## WORK TO COMPLETE
Identify each line below containing the string "this" and copy it.

****************************************

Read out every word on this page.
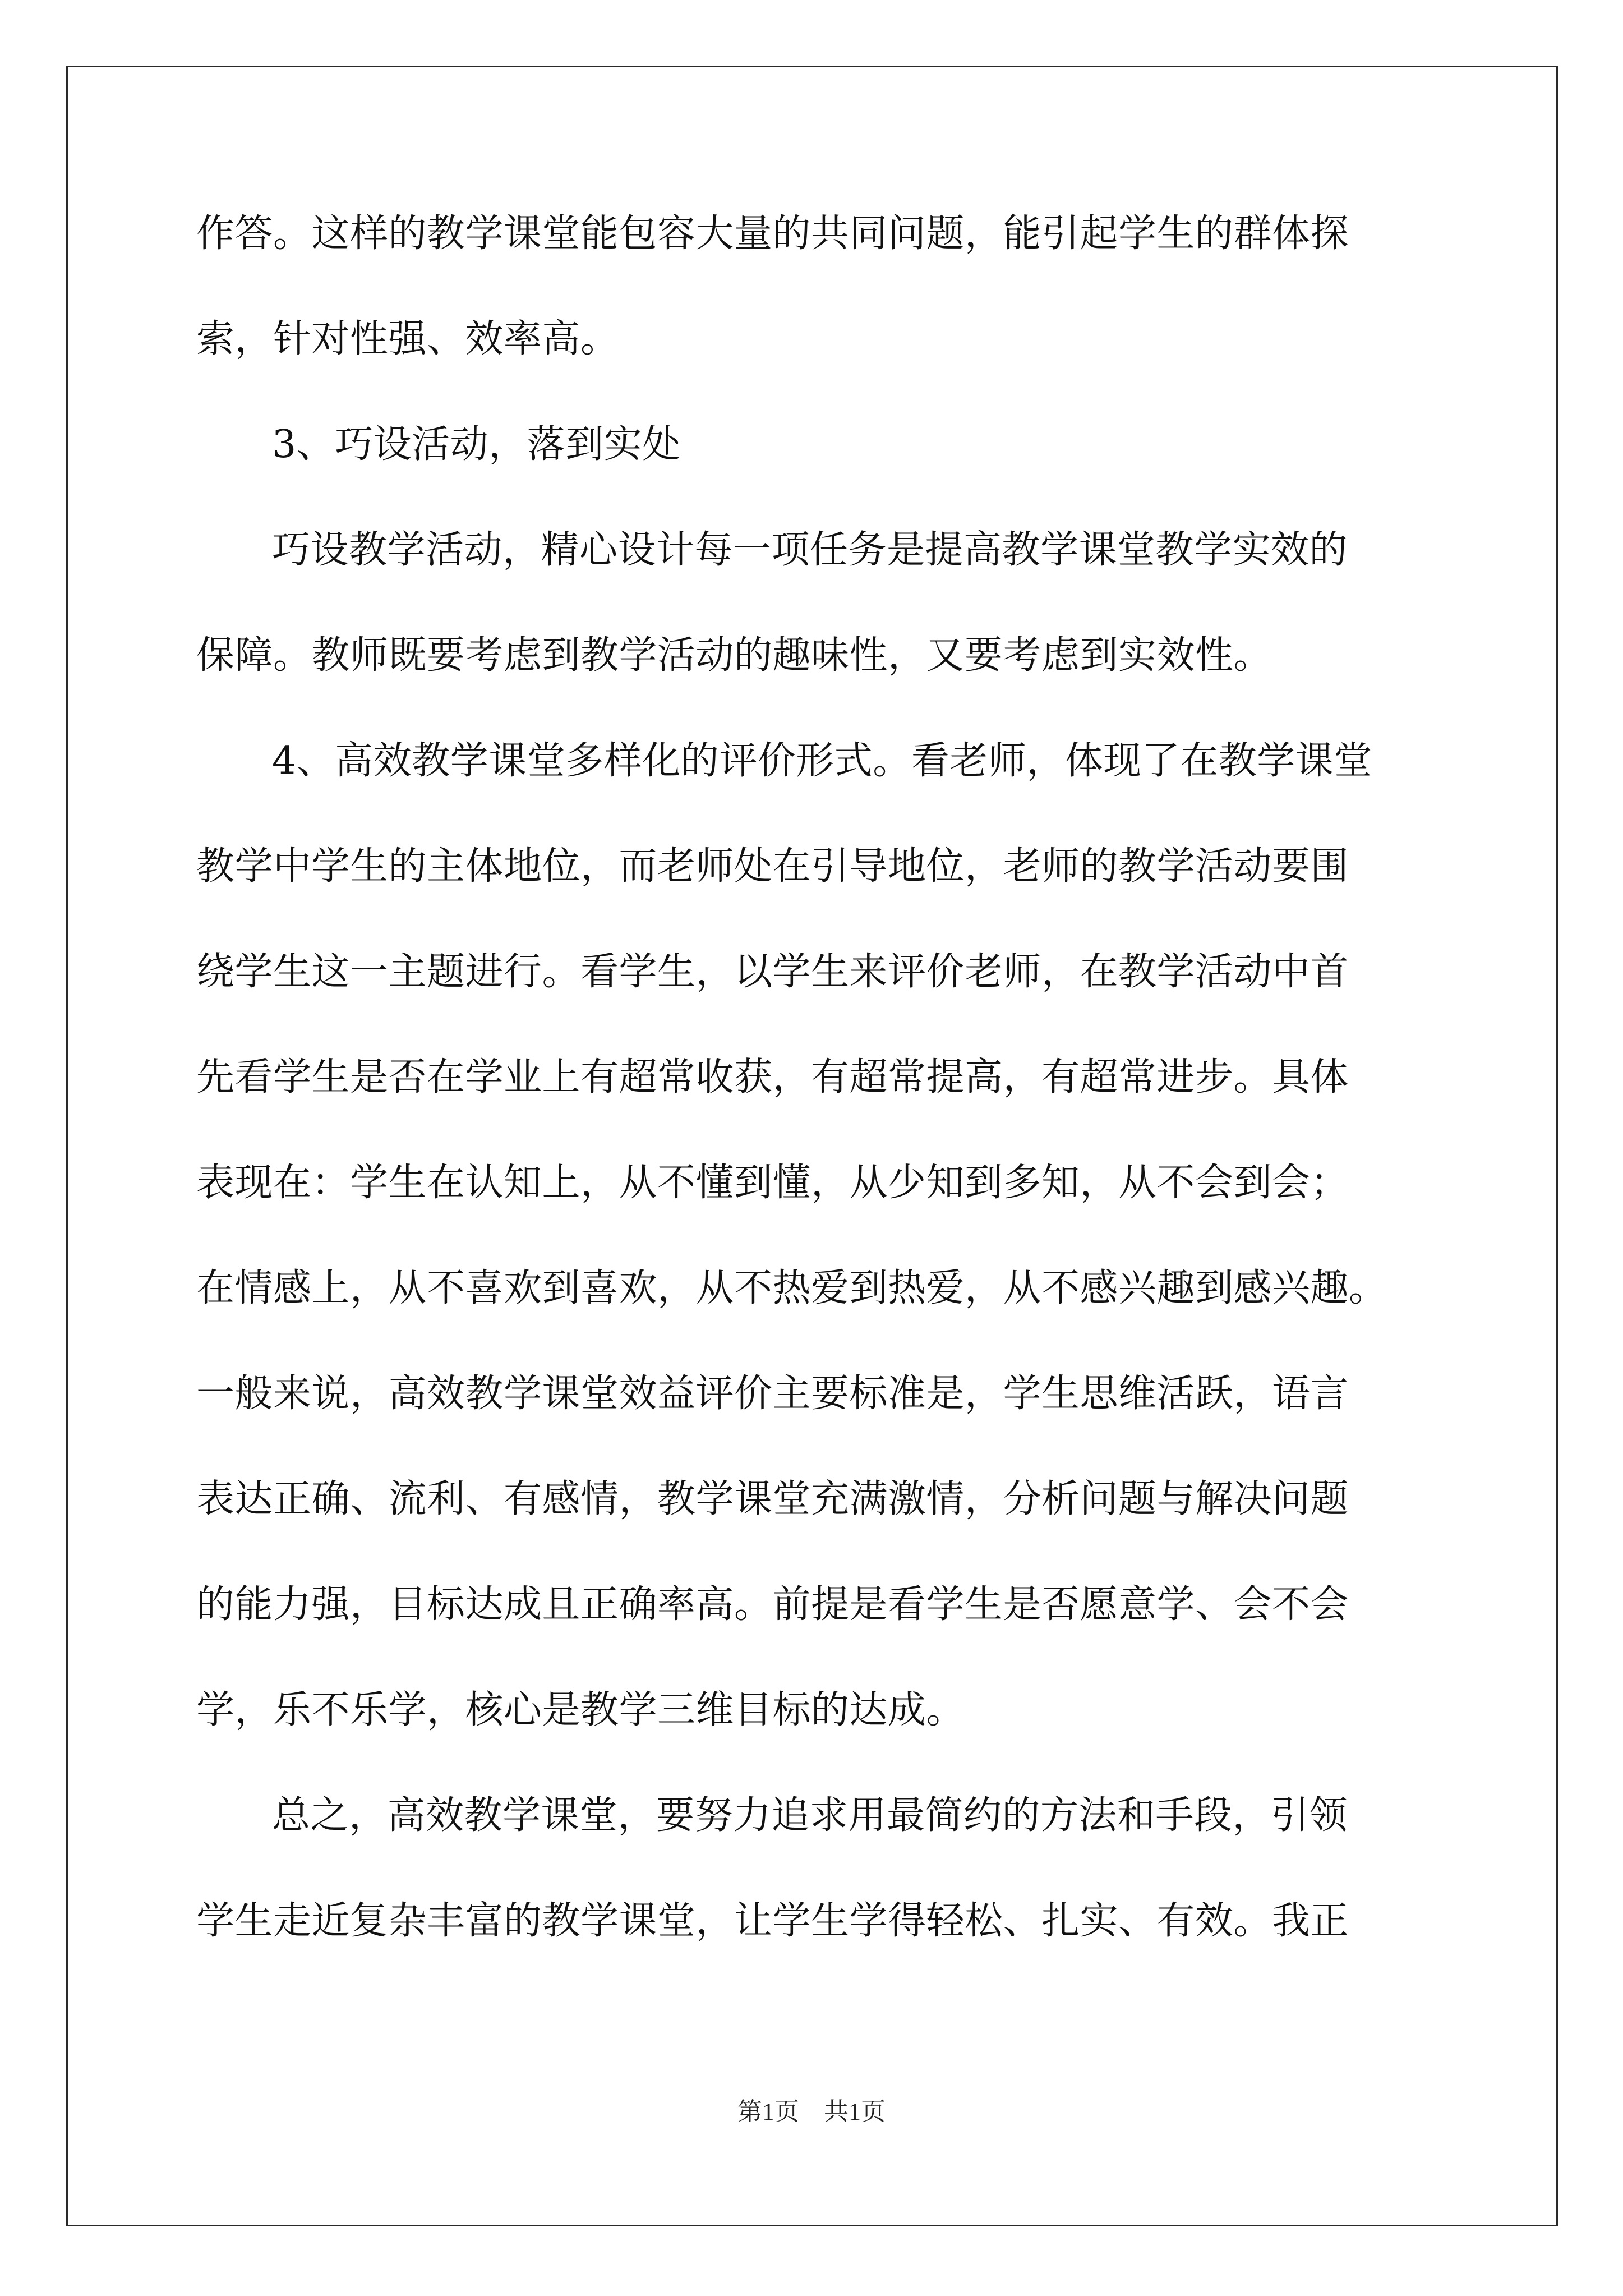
作答。这样的教学课堂能包容大量的共同问题，能引起学生的群体探
索，针对性强、效率高。
3、巧设活动，落到实处
巧设教学活动，精心设计每一项任务是提高教学课堂教学实效的
保障。教师既要考虑到教学活动的趣味性，又要考虑到实效性。
4、高效教学课堂多样化的评价形式。看老师，体现了在教学课堂
教学中学生的主体地位，而老师处在引导地位，老师的教学活动要围
绕学生这一主题进行。看学生，以学生来评价老师，在教学活动中首
先看学生是否在学业上有超常收获，有超常提高，有超常进步。具体
表现在：学生在认知上，从不懂到懂，从少知到多知，从不会到会；
在情感上，从不喜欢到喜欢，从不热爱到热爱，从不感兴趣到感兴趣。
一般来说，高效教学课堂效益评价主要标准是，学生思维活跃，语言
表达正确、流利、有感情，教学课堂充满激情，分析问题与解决问题
的能力强，目标达成且正确率高。前提是看学生是否愿意学、会不会
学，乐不乐学，核心是教学三维目标的达成。
总之，高效教学课堂，要努力追求用最简约的方法和手段，引领
学生走近复杂丰富的教学课堂，让学生学得轻松、扎实、有效。我正
第1页 共1页
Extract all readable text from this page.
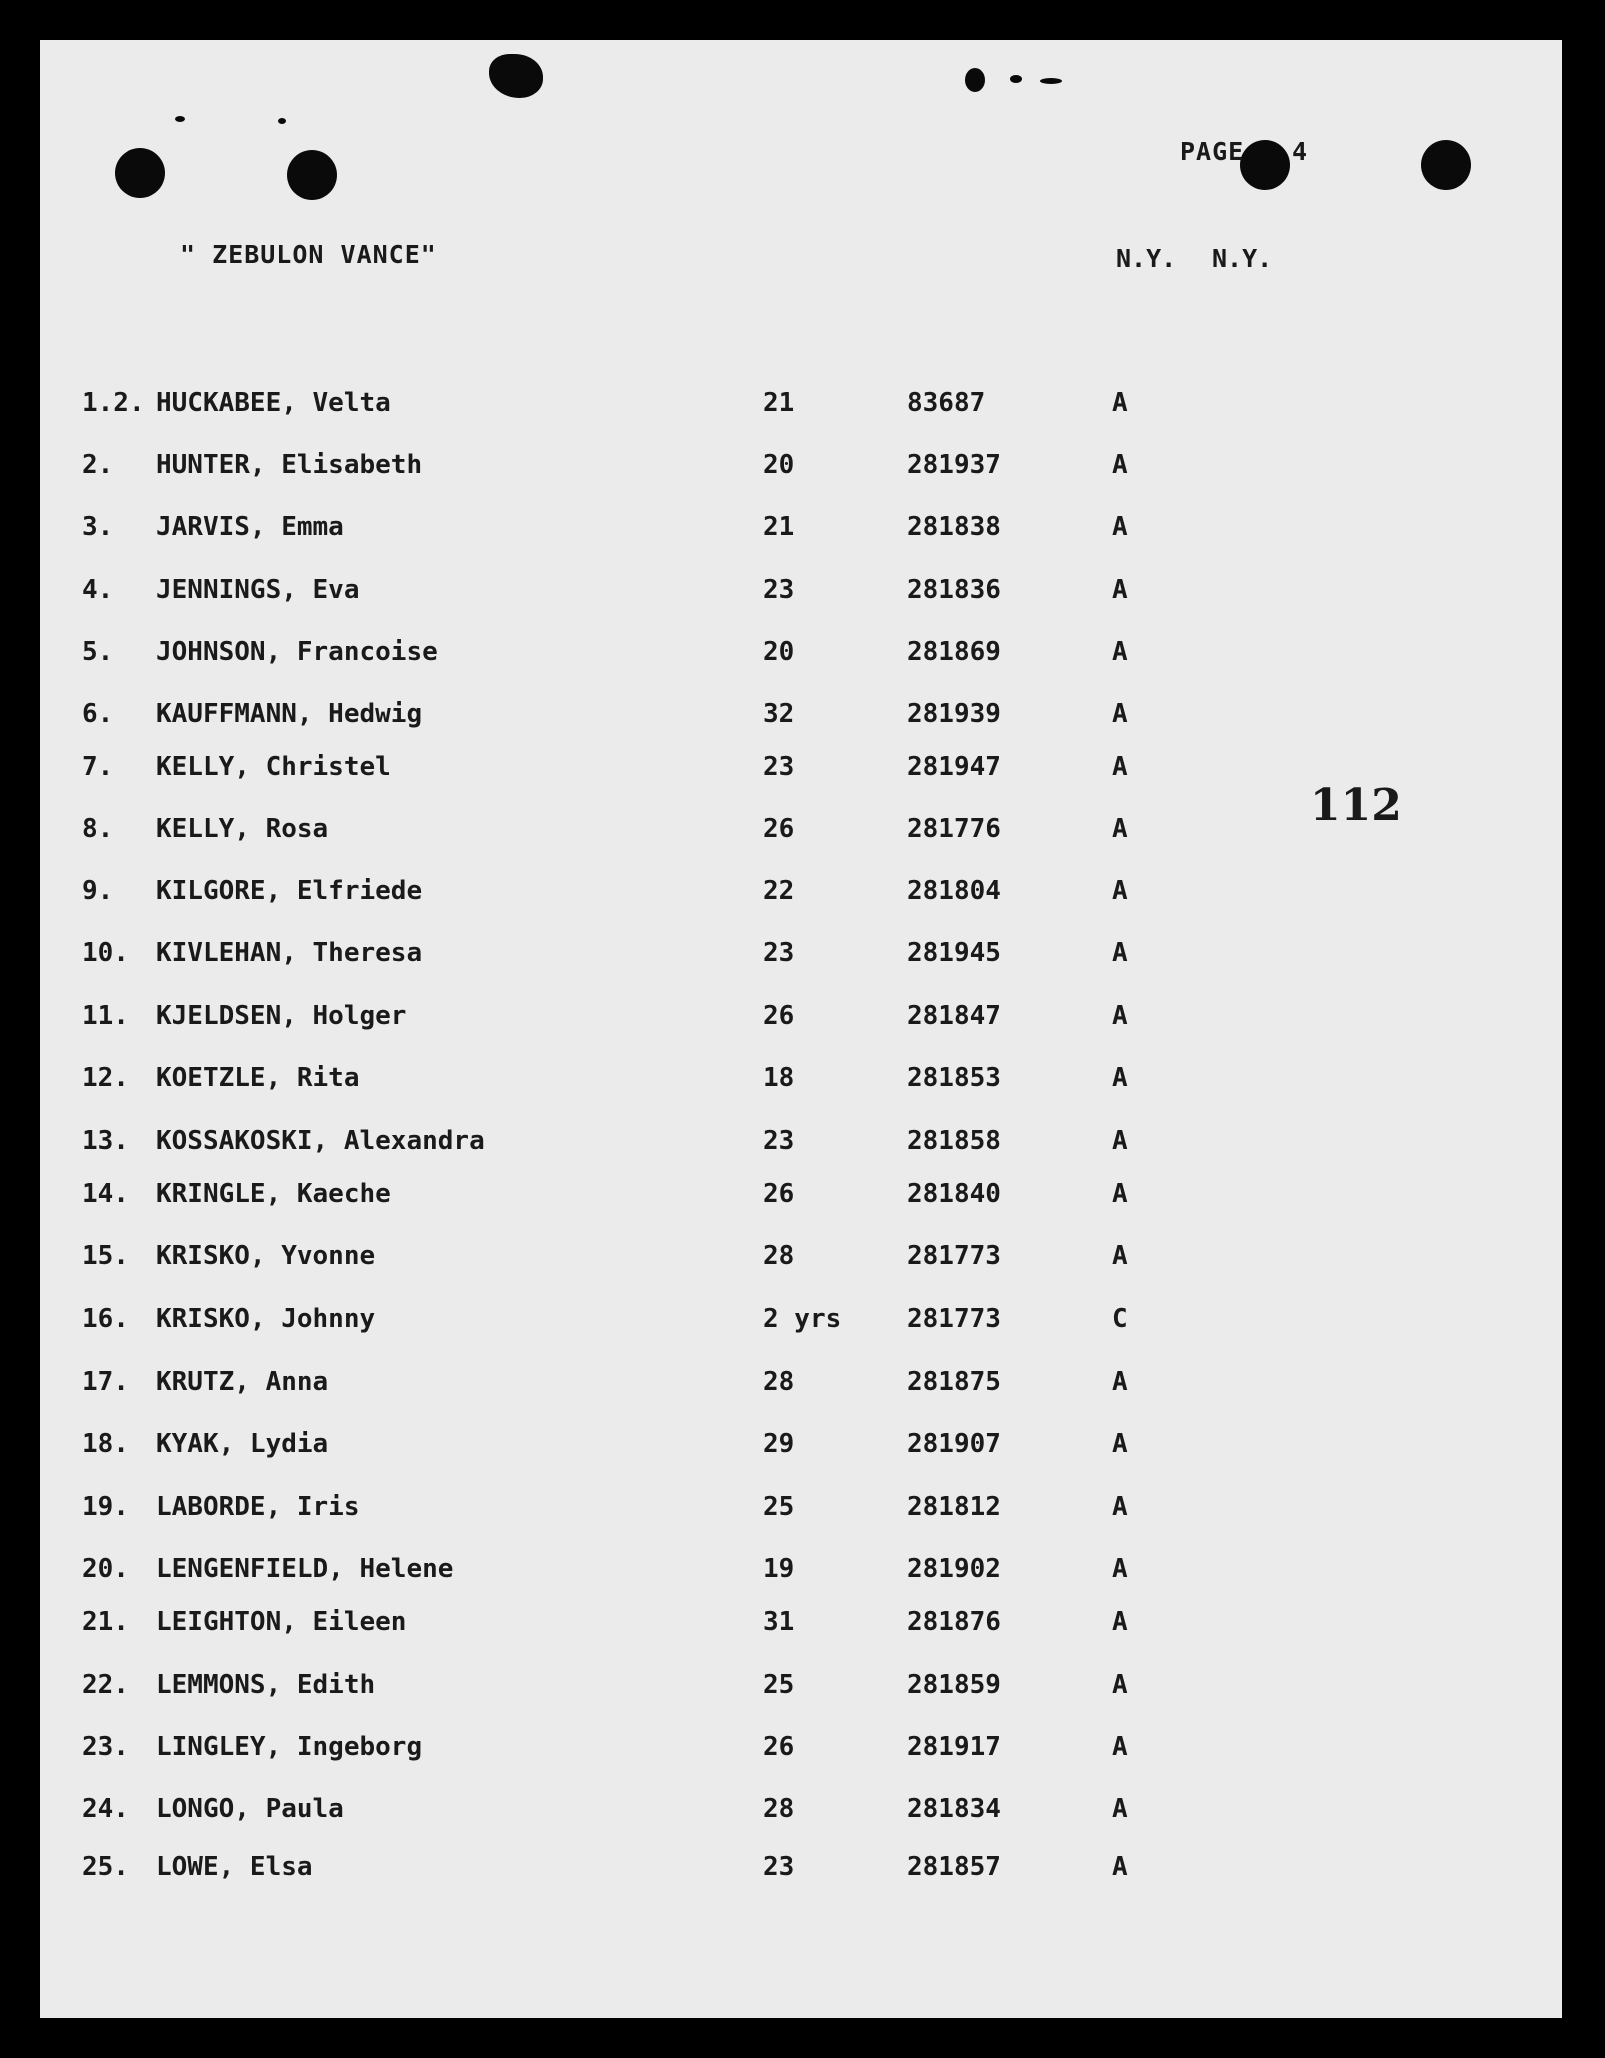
PAGE 4
" ZEBULON VANCE"	N.Y. N.Y.
112
1.2. HUCKABEE, Velta	21	83687	A
2. HUNTER, Elisabeth	20	281937	A
3. JARVIS, Emma	21	281838	A
4. JENNINGS, Eva	23	281836	A
5. JOHNSON, Francoise	20	281869	A
6. KAUFFMANN, Hedwig	32	281939	A
7. KELLY, Christel	23	281947	A
8. KELLY, Rosa	26	281776	A
9. KILGORE, Elfriede	22	281804	A
10. KIVLEHAN, Theresa	23	281945	A
11. KJELDSEN, Holger	26	281847	A
12. KOETZLE, Rita	18	281853	A
13. KOSSAKOSKI, Alexandra	23	281858	A
14. KRINGLE, Kaeche	26	281840	A
15. KRISKO, Yvonne	28	281773	A
16. KRISKO, Johnny	2 yrs	281773	C
17. KRUTZ, Anna	28	281875	A
18. KYAK, Lydia	29	281907	A
19. LABORDE, Iris	25	281812	A
20. LENGENFIELD, Helene	19	281902	A
21. LEIGHTON, Eileen	31	281876	A
22. LEMMONS, Edith	25	281859	A
23. LINGLEY, Ingeborg	26	281917	A
24. LONGO, Paula	28	281834	A
25. LOWE, Elsa	23	281857	A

****************************************

## EXERCISE SOLUTION
Read out every word on this page.
Extract all readable text from this page.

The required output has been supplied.